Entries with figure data
= = = =

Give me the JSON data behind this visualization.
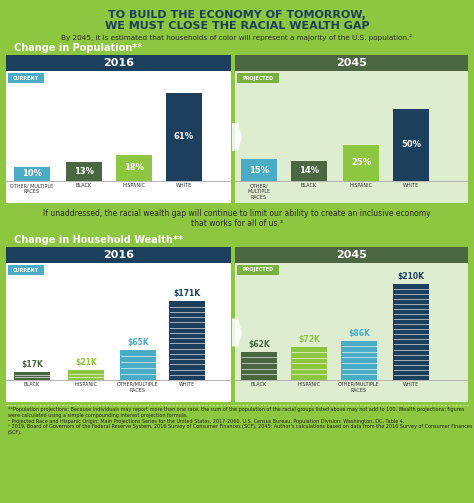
{
  "bg_color": "#8dc63f",
  "title_line1": "TO BUILD THE ECONOMY OF TOMORROW,",
  "title_line2": "WE MUST CLOSE THE RACIAL WEALTH GAP",
  "subtitle": "By 2045, it is estimated that households of color will represent a majority of the U.S. population.²",
  "section1_title": "Change in Population**",
  "section2_title": "Change in Household Wealth**",
  "mid_text": "If unaddressed, the racial wealth gap will continue to limit our ability to create an inclusive economy\nthat works for all of us.³",
  "pop_2016_header": "2016",
  "pop_2045_header": "2045",
  "pop_current_label": "CURRENT",
  "pop_projected_label": "PROJECTED",
  "pop_2016_categories": [
    "OTHER/ MULTIPLE\nRACES",
    "BLACK",
    "HISPANIC",
    "WHITE"
  ],
  "pop_2016_values": [
    10,
    13,
    18,
    61
  ],
  "pop_2016_labels": [
    "10%",
    "13%",
    "18%",
    "61%"
  ],
  "pop_2016_colors": [
    "#4aacc5",
    "#4a6741",
    "#8dc63f",
    "#1c3f5e"
  ],
  "pop_2045_categories": [
    "OTHER/\nMULTIPLE\nRACES",
    "BLACK",
    "HISPANIC",
    "WHITE"
  ],
  "pop_2045_values": [
    15,
    14,
    25,
    50
  ],
  "pop_2045_labels": [
    "15%",
    "14%",
    "25%",
    "50%"
  ],
  "pop_2045_colors": [
    "#4aacc5",
    "#4a6741",
    "#8dc63f",
    "#1c3f5e"
  ],
  "wealth_2016_categories": [
    "BLACK",
    "HISPANIC",
    "OTHER/MULTIPLE\nRACES",
    "WHITE"
  ],
  "wealth_2016_values": [
    17,
    21,
    65,
    171
  ],
  "wealth_2016_labels": [
    "$17K",
    "$21K",
    "$65K",
    "$171K"
  ],
  "wealth_2016_colors": [
    "#4a6741",
    "#8dc63f",
    "#4aacc5",
    "#1c3f5e"
  ],
  "wealth_2045_categories": [
    "BLACK",
    "HISPANIC",
    "OTHER/MULTIPLE\nRACES",
    "WHITE"
  ],
  "wealth_2045_values": [
    62,
    72,
    86,
    210
  ],
  "wealth_2045_labels": [
    "$62K",
    "$72K",
    "$86K",
    "$210K"
  ],
  "wealth_2045_colors": [
    "#4a6741",
    "#8dc63f",
    "#4aacc5",
    "#1c3f5e"
  ],
  "dark_navy": "#1c3f5e",
  "olive_green": "#4a6741",
  "teal": "#4aacc5",
  "lime": "#8dc63f",
  "white": "#ffffff",
  "panel_white": "#ffffff",
  "panel_light": "#deecd0",
  "current_badge": "#4aacc5",
  "projected_badge": "#7ab040",
  "footnote": "**Population projections: Because individuals may report more than one race, the sum of the population of the racial groups listed above may not add to 100. Wealth projections: figures were calculated using a simple compounding interest projection formula.\n² Projected Race and Hispanic Origin: Main Projections Series for the United States, 2017-2060. U.S. Census Bureau, Population Division: Washington, DC, Table 4.\n³ 2019, Board of Governors of the Federal Reserve System, 2016 Survey of Consumer Finances (SCF), 2045: Author's calculations based on data from the 2016 Survey of Consumer Finances (SCF)."
}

= = = =

◆ TO BE DONE ◆
Track down every line with the word "OTHER" and copy it.

◆ THE COMPLETED TASK ◆
    "OTHER/ MULTIPLE\nRACES",
    "OTHER/\nMULTIPLE\nRACES",
    "OTHER/MULTIPLE\nRACES",
    "OTHER/MULTIPLE\nRACES",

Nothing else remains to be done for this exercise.